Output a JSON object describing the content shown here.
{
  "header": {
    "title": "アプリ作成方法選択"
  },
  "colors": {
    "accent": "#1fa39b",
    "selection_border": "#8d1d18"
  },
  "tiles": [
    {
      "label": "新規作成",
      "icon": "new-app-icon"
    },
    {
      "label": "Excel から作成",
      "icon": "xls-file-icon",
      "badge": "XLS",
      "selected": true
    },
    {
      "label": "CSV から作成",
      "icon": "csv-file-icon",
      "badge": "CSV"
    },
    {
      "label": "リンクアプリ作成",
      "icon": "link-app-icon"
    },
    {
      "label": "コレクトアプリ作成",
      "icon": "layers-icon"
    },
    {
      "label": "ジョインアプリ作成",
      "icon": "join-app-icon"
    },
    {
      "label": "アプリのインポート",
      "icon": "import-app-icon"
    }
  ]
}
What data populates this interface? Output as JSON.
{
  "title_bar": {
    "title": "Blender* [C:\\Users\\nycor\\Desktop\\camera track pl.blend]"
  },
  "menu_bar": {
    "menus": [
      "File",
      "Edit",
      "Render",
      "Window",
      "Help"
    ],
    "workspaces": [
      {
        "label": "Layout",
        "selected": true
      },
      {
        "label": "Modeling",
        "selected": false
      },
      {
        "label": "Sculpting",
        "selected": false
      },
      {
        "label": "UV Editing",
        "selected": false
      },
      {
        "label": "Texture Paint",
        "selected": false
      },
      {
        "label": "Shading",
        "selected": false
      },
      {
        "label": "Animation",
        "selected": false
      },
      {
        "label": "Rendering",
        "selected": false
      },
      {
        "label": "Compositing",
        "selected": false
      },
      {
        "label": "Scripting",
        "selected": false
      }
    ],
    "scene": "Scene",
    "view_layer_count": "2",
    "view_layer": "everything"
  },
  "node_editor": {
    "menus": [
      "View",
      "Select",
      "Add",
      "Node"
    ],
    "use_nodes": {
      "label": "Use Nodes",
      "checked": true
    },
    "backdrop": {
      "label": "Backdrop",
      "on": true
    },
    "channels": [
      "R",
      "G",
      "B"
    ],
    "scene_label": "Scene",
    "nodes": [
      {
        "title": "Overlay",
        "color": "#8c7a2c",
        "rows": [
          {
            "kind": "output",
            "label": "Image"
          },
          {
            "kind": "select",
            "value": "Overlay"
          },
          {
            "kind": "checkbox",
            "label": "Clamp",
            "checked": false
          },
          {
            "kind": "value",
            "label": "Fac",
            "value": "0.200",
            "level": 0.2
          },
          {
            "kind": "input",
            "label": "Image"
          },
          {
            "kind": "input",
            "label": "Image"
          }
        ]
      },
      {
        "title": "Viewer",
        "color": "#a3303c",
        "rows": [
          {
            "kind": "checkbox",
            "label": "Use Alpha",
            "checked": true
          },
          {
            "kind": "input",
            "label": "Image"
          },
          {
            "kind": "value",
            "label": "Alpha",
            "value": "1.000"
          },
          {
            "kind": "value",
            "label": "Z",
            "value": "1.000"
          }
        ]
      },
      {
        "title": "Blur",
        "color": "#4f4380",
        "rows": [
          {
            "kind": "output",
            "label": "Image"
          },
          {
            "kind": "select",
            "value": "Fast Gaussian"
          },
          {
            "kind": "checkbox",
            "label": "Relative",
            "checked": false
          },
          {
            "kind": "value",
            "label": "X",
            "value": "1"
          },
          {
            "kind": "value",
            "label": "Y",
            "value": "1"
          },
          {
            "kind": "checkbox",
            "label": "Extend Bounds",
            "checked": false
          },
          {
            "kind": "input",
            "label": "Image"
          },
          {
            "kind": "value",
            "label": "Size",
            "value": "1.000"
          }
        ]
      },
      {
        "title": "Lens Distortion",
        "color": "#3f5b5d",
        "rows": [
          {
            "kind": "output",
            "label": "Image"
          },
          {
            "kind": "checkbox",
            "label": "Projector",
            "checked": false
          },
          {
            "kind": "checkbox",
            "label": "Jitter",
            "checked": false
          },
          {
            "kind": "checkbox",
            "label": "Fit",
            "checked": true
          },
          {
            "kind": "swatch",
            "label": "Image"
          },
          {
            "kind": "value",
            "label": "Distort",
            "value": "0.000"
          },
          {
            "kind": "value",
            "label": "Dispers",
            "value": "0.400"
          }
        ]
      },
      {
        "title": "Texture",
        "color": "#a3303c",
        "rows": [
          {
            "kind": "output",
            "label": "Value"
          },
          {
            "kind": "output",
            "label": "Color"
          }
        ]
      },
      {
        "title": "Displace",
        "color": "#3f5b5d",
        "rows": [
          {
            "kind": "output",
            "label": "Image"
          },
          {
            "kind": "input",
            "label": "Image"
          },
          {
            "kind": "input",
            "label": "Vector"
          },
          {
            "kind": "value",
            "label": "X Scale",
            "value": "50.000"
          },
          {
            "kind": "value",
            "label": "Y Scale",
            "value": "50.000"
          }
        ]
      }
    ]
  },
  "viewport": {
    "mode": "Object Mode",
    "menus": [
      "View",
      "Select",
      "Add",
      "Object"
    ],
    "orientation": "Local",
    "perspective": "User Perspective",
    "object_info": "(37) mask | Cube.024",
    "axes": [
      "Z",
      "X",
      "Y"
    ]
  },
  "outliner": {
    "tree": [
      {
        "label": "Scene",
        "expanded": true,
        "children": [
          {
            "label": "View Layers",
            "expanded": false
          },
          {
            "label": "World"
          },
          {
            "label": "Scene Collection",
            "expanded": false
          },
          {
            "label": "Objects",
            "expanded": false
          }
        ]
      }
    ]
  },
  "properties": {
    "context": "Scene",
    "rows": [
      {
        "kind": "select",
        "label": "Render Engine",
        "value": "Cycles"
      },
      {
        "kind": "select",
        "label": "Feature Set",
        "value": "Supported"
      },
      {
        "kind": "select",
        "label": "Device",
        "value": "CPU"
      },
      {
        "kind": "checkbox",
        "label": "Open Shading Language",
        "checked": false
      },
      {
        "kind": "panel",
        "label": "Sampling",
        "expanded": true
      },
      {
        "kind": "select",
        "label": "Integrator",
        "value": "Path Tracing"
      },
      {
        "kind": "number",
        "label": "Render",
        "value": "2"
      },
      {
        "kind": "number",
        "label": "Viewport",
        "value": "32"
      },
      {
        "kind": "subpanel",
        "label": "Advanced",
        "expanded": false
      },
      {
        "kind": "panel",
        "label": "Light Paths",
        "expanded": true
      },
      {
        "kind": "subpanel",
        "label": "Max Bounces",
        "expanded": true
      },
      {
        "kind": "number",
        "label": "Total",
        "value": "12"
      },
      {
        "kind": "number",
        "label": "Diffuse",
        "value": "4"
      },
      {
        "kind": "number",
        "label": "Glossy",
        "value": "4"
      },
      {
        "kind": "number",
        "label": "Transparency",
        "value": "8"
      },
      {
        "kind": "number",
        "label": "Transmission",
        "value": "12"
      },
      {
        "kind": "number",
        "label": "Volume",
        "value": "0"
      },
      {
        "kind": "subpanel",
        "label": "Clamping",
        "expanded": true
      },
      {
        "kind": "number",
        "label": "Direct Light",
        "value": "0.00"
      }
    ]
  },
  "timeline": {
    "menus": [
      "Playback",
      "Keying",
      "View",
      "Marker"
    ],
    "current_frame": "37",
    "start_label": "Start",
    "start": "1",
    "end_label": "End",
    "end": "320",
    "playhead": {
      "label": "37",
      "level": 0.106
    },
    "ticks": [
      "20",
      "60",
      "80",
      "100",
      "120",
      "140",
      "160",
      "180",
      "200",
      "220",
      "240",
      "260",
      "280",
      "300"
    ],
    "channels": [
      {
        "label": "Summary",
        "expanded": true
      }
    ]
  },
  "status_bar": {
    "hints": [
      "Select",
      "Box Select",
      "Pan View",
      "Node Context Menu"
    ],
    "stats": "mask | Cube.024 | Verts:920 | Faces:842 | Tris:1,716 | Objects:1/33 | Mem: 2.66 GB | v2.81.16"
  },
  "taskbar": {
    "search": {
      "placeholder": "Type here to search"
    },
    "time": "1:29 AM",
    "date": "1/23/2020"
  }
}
• • • • •
Give the count of lines in the listing above that include "icon", with no other words.

7